__Data shown__:
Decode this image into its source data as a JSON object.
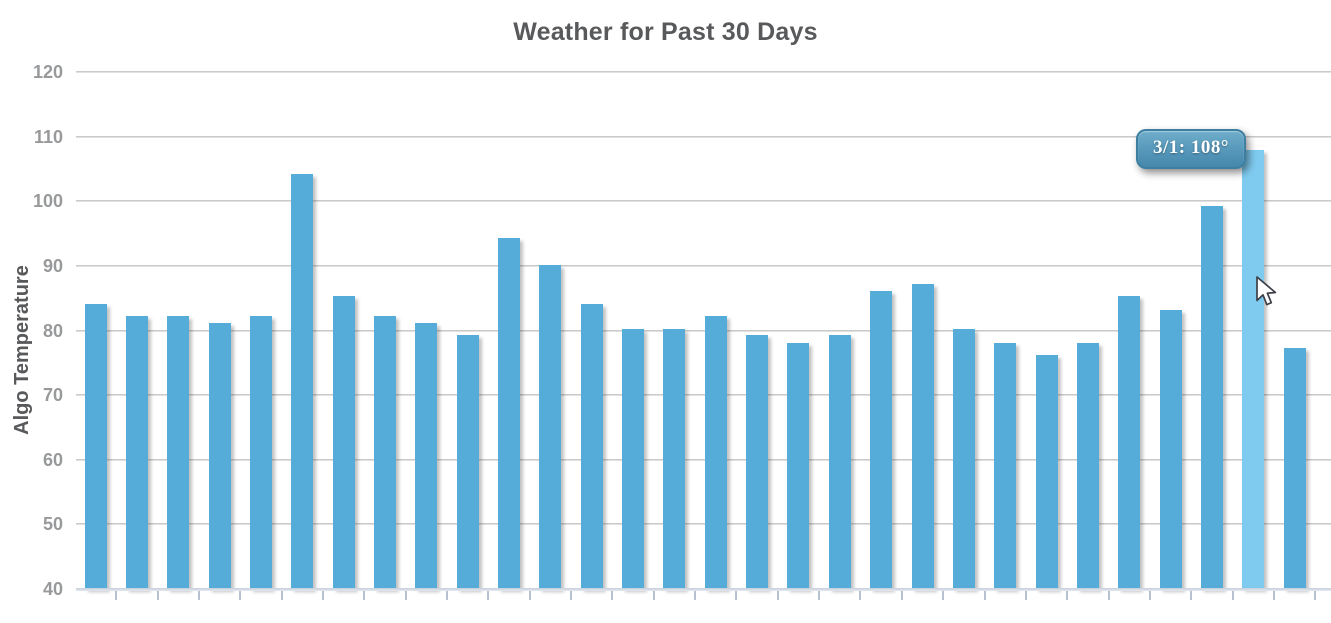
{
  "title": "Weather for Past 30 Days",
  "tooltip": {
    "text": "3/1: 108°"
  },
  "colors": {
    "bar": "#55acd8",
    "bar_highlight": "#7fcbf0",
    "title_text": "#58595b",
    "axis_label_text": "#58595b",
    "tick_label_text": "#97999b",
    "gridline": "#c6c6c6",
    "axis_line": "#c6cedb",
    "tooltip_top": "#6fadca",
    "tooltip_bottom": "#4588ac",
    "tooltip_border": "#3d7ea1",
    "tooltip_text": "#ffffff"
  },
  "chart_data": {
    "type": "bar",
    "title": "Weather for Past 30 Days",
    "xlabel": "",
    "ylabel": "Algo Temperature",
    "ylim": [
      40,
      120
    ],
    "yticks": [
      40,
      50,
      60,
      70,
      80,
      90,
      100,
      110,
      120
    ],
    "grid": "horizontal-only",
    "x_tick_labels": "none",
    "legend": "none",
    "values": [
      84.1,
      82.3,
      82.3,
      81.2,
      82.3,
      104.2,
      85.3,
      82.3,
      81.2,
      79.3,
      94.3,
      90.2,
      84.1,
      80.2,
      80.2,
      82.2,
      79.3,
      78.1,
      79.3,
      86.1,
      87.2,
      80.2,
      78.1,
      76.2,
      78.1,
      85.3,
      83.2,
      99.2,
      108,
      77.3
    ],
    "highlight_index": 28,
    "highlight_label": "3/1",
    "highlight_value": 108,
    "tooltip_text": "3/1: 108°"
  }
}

__Exercise__: Leave out the pictures and copy the rest of the material above exactly.

__Final result__:
Decode this image into its source data as a JSON object.
{
  "title": "Weather for Past 30 Days",
  "tooltip": {
    "text": "3/1: 108°"
  },
  "colors": {
    "bar": "#55acd8",
    "bar_highlight": "#7fcbf0",
    "title_text": "#58595b",
    "axis_label_text": "#58595b",
    "tick_label_text": "#97999b",
    "gridline": "#c6c6c6",
    "axis_line": "#c6cedb",
    "tooltip_top": "#6fadca",
    "tooltip_bottom": "#4588ac",
    "tooltip_border": "#3d7ea1",
    "tooltip_text": "#ffffff"
  },
  "chart_data": {
    "type": "bar",
    "title": "Weather for Past 30 Days",
    "xlabel": "",
    "ylabel": "Algo Temperature",
    "ylim": [
      40,
      120
    ],
    "yticks": [
      40,
      50,
      60,
      70,
      80,
      90,
      100,
      110,
      120
    ],
    "grid": "horizontal-only",
    "x_tick_labels": "none",
    "legend": "none",
    "values": [
      84.1,
      82.3,
      82.3,
      81.2,
      82.3,
      104.2,
      85.3,
      82.3,
      81.2,
      79.3,
      94.3,
      90.2,
      84.1,
      80.2,
      80.2,
      82.2,
      79.3,
      78.1,
      79.3,
      86.1,
      87.2,
      80.2,
      78.1,
      76.2,
      78.1,
      85.3,
      83.2,
      99.2,
      108,
      77.3
    ],
    "highlight_index": 28,
    "highlight_label": "3/1",
    "highlight_value": 108,
    "tooltip_text": "3/1: 108°"
  }
}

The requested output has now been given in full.